Each line that follows is to be retyped exactly.
====== Extracted entries ======
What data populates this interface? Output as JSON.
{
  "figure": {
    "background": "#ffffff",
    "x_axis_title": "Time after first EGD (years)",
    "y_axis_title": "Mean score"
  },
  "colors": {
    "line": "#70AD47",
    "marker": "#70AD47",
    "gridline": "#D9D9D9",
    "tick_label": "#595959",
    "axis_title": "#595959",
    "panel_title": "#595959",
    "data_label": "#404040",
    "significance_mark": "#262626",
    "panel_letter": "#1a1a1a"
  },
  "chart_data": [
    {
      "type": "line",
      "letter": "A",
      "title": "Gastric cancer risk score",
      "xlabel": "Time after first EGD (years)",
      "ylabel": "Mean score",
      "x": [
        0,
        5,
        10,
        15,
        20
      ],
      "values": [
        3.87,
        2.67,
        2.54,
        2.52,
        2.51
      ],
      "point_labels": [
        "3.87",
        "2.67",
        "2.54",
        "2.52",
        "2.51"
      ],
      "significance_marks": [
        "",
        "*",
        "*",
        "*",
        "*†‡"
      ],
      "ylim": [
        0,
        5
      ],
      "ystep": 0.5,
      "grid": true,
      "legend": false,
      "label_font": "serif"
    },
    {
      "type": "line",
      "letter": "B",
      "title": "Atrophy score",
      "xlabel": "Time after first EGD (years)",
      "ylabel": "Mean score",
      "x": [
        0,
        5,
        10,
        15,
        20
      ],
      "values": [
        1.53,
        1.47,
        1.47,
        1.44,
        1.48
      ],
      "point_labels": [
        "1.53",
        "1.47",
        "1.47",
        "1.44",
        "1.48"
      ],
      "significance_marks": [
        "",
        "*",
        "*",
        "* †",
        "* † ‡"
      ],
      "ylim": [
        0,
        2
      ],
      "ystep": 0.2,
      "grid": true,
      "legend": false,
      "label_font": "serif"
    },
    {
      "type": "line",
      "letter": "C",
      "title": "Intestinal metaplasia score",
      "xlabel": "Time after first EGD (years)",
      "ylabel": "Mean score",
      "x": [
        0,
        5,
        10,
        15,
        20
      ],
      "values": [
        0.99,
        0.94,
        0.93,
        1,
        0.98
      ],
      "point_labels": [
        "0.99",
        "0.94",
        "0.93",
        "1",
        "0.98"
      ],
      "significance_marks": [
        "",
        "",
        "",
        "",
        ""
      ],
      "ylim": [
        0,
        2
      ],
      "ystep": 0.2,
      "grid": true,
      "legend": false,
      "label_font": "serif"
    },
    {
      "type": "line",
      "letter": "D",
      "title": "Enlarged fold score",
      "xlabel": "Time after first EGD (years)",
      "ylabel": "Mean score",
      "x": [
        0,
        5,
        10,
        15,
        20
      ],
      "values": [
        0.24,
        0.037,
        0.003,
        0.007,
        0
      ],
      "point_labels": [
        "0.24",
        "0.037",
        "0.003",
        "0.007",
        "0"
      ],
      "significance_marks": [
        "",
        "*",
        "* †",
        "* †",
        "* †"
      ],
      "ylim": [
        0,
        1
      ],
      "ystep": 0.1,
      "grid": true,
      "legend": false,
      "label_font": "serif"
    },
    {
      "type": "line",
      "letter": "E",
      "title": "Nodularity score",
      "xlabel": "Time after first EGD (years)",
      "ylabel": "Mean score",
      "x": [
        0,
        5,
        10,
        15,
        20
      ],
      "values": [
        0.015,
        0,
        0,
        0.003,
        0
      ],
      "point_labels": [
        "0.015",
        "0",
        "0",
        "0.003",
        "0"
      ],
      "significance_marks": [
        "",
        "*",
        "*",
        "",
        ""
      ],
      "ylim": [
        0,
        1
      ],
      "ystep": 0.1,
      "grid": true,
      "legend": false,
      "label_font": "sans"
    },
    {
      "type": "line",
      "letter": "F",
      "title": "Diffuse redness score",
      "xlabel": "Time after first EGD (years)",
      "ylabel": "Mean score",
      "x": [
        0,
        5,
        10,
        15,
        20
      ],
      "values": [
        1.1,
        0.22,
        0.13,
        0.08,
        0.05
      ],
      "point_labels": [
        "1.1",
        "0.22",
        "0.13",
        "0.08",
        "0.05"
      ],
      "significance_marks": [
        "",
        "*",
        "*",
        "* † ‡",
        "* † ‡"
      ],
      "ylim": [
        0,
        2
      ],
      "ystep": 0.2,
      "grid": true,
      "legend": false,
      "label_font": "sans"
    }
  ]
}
======
Right answer
What data populates this interface? Output as JSON.
{
  "figure": {
    "background": "#ffffff",
    "x_axis_title": "Time after first EGD (years)",
    "y_axis_title": "Mean score"
  },
  "colors": {
    "line": "#70AD47",
    "marker": "#70AD47",
    "gridline": "#D9D9D9",
    "tick_label": "#595959",
    "axis_title": "#595959",
    "panel_title": "#595959",
    "data_label": "#404040",
    "significance_mark": "#262626",
    "panel_letter": "#1a1a1a"
  },
  "chart_data": [
    {
      "type": "line",
      "letter": "A",
      "title": "Gastric cancer risk score",
      "xlabel": "Time after first EGD (years)",
      "ylabel": "Mean score",
      "x": [
        0,
        5,
        10,
        15,
        20
      ],
      "values": [
        3.87,
        2.67,
        2.54,
        2.52,
        2.51
      ],
      "point_labels": [
        "3.87",
        "2.67",
        "2.54",
        "2.52",
        "2.51"
      ],
      "significance_marks": [
        "",
        "*",
        "*",
        "*",
        "*†‡"
      ],
      "ylim": [
        0,
        5
      ],
      "ystep": 0.5,
      "grid": true,
      "legend": false,
      "label_font": "serif"
    },
    {
      "type": "line",
      "letter": "B",
      "title": "Atrophy score",
      "xlabel": "Time after first EGD (years)",
      "ylabel": "Mean score",
      "x": [
        0,
        5,
        10,
        15,
        20
      ],
      "values": [
        1.53,
        1.47,
        1.47,
        1.44,
        1.48
      ],
      "point_labels": [
        "1.53",
        "1.47",
        "1.47",
        "1.44",
        "1.48"
      ],
      "significance_marks": [
        "",
        "*",
        "*",
        "* †",
        "* † ‡"
      ],
      "ylim": [
        0,
        2
      ],
      "ystep": 0.2,
      "grid": true,
      "legend": false,
      "label_font": "serif"
    },
    {
      "type": "line",
      "letter": "C",
      "title": "Intestinal metaplasia score",
      "xlabel": "Time after first EGD (years)",
      "ylabel": "Mean score",
      "x": [
        0,
        5,
        10,
        15,
        20
      ],
      "values": [
        0.99,
        0.94,
        0.93,
        1,
        0.98
      ],
      "point_labels": [
        "0.99",
        "0.94",
        "0.93",
        "1",
        "0.98"
      ],
      "significance_marks": [
        "",
        "",
        "",
        "",
        ""
      ],
      "ylim": [
        0,
        2
      ],
      "ystep": 0.2,
      "grid": true,
      "legend": false,
      "label_font": "serif"
    },
    {
      "type": "line",
      "letter": "D",
      "title": "Enlarged fold score",
      "xlabel": "Time after first EGD (years)",
      "ylabel": "Mean score",
      "x": [
        0,
        5,
        10,
        15,
        20
      ],
      "values": [
        0.24,
        0.037,
        0.003,
        0.007,
        0
      ],
      "point_labels": [
        "0.24",
        "0.037",
        "0.003",
        "0.007",
        "0"
      ],
      "significance_marks": [
        "",
        "*",
        "* †",
        "* †",
        "* †"
      ],
      "ylim": [
        0,
        1
      ],
      "ystep": 0.1,
      "grid": true,
      "legend": false,
      "label_font": "serif"
    },
    {
      "type": "line",
      "letter": "E",
      "title": "Nodularity score",
      "xlabel": "Time after first EGD (years)",
      "ylabel": "Mean score",
      "x": [
        0,
        5,
        10,
        15,
        20
      ],
      "values": [
        0.015,
        0,
        0,
        0.003,
        0
      ],
      "point_labels": [
        "0.015",
        "0",
        "0",
        "0.003",
        "0"
      ],
      "significance_marks": [
        "",
        "*",
        "*",
        "",
        ""
      ],
      "ylim": [
        0,
        1
      ],
      "ystep": 0.1,
      "grid": true,
      "legend": false,
      "label_font": "sans"
    },
    {
      "type": "line",
      "letter": "F",
      "title": "Diffuse redness score",
      "xlabel": "Time after first EGD (years)",
      "ylabel": "Mean score",
      "x": [
        0,
        5,
        10,
        15,
        20
      ],
      "values": [
        1.1,
        0.22,
        0.13,
        0.08,
        0.05
      ],
      "point_labels": [
        "1.1",
        "0.22",
        "0.13",
        "0.08",
        "0.05"
      ],
      "significance_marks": [
        "",
        "*",
        "*",
        "* † ‡",
        "* † ‡"
      ],
      "ylim": [
        0,
        2
      ],
      "ystep": 0.2,
      "grid": true,
      "legend": false,
      "label_font": "sans"
    }
  ]
}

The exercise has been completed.